--- start EXERCISE DATA ---

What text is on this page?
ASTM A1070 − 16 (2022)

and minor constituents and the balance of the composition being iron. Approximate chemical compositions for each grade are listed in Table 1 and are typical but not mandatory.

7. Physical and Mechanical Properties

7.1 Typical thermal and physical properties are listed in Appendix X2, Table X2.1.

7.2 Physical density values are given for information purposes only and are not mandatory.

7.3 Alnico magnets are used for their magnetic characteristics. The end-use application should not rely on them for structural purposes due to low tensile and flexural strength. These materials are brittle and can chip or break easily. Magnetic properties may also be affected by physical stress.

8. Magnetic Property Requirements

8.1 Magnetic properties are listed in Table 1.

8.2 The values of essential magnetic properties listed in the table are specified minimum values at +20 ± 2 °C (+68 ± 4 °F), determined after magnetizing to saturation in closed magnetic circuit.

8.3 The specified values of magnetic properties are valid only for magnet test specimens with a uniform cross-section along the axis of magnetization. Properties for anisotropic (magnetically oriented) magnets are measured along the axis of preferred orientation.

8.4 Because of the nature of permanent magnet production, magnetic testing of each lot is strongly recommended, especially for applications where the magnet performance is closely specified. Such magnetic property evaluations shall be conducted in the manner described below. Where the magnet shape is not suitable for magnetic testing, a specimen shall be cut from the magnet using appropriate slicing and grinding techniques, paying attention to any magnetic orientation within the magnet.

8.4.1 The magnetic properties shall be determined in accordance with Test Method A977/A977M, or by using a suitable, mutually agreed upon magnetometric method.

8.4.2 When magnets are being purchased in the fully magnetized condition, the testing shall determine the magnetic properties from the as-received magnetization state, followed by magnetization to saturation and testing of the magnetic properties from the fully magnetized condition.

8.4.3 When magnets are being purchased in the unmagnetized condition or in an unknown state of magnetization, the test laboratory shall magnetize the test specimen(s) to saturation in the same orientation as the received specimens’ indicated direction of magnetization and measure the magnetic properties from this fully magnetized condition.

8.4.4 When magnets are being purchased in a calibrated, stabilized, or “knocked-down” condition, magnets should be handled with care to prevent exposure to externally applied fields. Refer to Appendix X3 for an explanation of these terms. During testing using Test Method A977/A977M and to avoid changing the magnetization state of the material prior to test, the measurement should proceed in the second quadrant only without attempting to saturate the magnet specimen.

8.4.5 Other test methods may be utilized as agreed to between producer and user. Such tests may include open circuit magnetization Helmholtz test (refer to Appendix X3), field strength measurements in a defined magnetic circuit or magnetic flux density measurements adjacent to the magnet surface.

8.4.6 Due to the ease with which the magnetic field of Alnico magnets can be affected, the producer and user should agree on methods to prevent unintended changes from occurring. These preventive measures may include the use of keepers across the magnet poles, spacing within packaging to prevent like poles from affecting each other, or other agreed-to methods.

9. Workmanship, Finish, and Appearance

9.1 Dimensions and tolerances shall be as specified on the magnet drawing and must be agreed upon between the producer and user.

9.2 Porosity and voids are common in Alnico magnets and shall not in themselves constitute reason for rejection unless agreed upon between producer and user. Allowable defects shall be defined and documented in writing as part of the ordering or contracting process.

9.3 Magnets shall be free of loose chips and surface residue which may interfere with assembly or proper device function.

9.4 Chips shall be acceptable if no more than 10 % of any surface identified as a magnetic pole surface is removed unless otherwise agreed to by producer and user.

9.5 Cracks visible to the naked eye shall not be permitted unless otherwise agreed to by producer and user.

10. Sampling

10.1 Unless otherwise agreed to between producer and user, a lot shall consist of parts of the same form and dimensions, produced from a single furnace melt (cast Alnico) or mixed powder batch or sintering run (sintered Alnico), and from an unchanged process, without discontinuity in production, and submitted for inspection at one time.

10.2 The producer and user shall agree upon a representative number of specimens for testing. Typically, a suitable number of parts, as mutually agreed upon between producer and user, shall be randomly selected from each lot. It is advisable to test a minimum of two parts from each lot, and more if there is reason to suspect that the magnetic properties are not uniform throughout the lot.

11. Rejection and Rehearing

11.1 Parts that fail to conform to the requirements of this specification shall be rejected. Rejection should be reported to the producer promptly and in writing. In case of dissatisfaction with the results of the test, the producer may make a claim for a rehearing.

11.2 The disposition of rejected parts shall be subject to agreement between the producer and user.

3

--- end EXERCISE DATA ---

◆ **WORK TO BE COMPLETED**
Exactly reproduce every line of the data above.

◆ **REPLY TO THE EXERCISE**
What text is on this page?
ASTM A1070 − 16 (2022)

and minor constituents and the balance of the composition being iron. Approximate chemical compositions for each grade are listed in Table 1 and are typical but not mandatory.

7. Physical and Mechanical Properties

7.1 Typical thermal and physical properties are listed in Appendix X2, Table X2.1.

7.2 Physical density values are given for information purposes only and are not mandatory.

7.3 Alnico magnets are used for their magnetic characteristics. The end-use application should not rely on them for structural purposes due to low tensile and flexural strength. These materials are brittle and can chip or break easily. Magnetic properties may also be affected by physical stress.

8. Magnetic Property Requirements

8.1 Magnetic properties are listed in Table 1.

8.2 The values of essential magnetic properties listed in the table are specified minimum values at +20 ± 2 °C (+68 ± 4 °F), determined after magnetizing to saturation in closed magnetic circuit.

8.3 The specified values of magnetic properties are valid only for magnet test specimens with a uniform cross-section along the axis of magnetization. Properties for anisotropic (magnetically oriented) magnets are measured along the axis of preferred orientation.

8.4 Because of the nature of permanent magnet production, magnetic testing of each lot is strongly recommended, especially for applications where the magnet performance is closely specified. Such magnetic property evaluations shall be conducted in the manner described below. Where the magnet shape is not suitable for magnetic testing, a specimen shall be cut from the magnet using appropriate slicing and grinding techniques, paying attention to any magnetic orientation within the magnet.

8.4.1 The magnetic properties shall be determined in accordance with Test Method A977/A977M, or by using a suitable, mutually agreed upon magnetometric method.

8.4.2 When magnets are being purchased in the fully magnetized condition, the testing shall determine the magnetic properties from the as-received magnetization state, followed by magnetization to saturation and testing of the magnetic properties from the fully magnetized condition.

8.4.3 When magnets are being purchased in the unmagnetized condition or in an unknown state of magnetization, the test laboratory shall magnetize the test specimen(s) to saturation in the same orientation as the received specimens’ indicated direction of magnetization and measure the magnetic properties from this fully magnetized condition.

8.4.4 When magnets are being purchased in a calibrated, stabilized, or “knocked-down” condition, magnets should be handled with care to prevent exposure to externally applied fields. Refer to Appendix X3 for an explanation of these terms. During testing using Test Method A977/A977M and to avoid changing the magnetization state of the material prior to test, the measurement should proceed in the second quadrant only without attempting to saturate the magnet specimen.

8.4.5 Other test methods may be utilized as agreed to between producer and user. Such tests may include open circuit magnetization Helmholtz test (refer to Appendix X3), field strength measurements in a defined magnetic circuit or magnetic flux density measurements adjacent to the magnet surface.

8.4.6 Due to the ease with which the magnetic field of Alnico magnets can be affected, the producer and user should agree on methods to prevent unintended changes from occurring. These preventive measures may include the use of keepers across the magnet poles, spacing within packaging to prevent like poles from affecting each other, or other agreed-to methods.

9. Workmanship, Finish, and Appearance

9.1 Dimensions and tolerances shall be as specified on the magnet drawing and must be agreed upon between the producer and user.

9.2 Porosity and voids are common in Alnico magnets and shall not in themselves constitute reason for rejection unless agreed upon between producer and user. Allowable defects shall be defined and documented in writing as part of the ordering or contracting process.

9.3 Magnets shall be free of loose chips and surface residue which may interfere with assembly or proper device function.

9.4 Chips shall be acceptable if no more than 10 % of any surface identified as a magnetic pole surface is removed unless otherwise agreed to by producer and user.

9.5 Cracks visible to the naked eye shall not be permitted unless otherwise agreed to by producer and user.

10. Sampling

10.1 Unless otherwise agreed to between producer and user, a lot shall consist of parts of the same form and dimensions, produced from a single furnace melt (cast Alnico) or mixed powder batch or sintering run (sintered Alnico), and from an unchanged process, without discontinuity in production, and submitted for inspection at one time.

10.2 The producer and user shall agree upon a representative number of specimens for testing. Typically, a suitable number of parts, as mutually agreed upon between producer and user, shall be randomly selected from each lot. It is advisable to test a minimum of two parts from each lot, and more if there is reason to suspect that the magnetic properties are not uniform throughout the lot.

11. Rejection and Rehearing

11.1 Parts that fail to conform to the requirements of this specification shall be rejected. Rejection should be reported to the producer promptly and in writing. In case of dissatisfaction with the results of the test, the producer may make a claim for a rehearing.

11.2 The disposition of rejected parts shall be subject to agreement between the producer and user.

3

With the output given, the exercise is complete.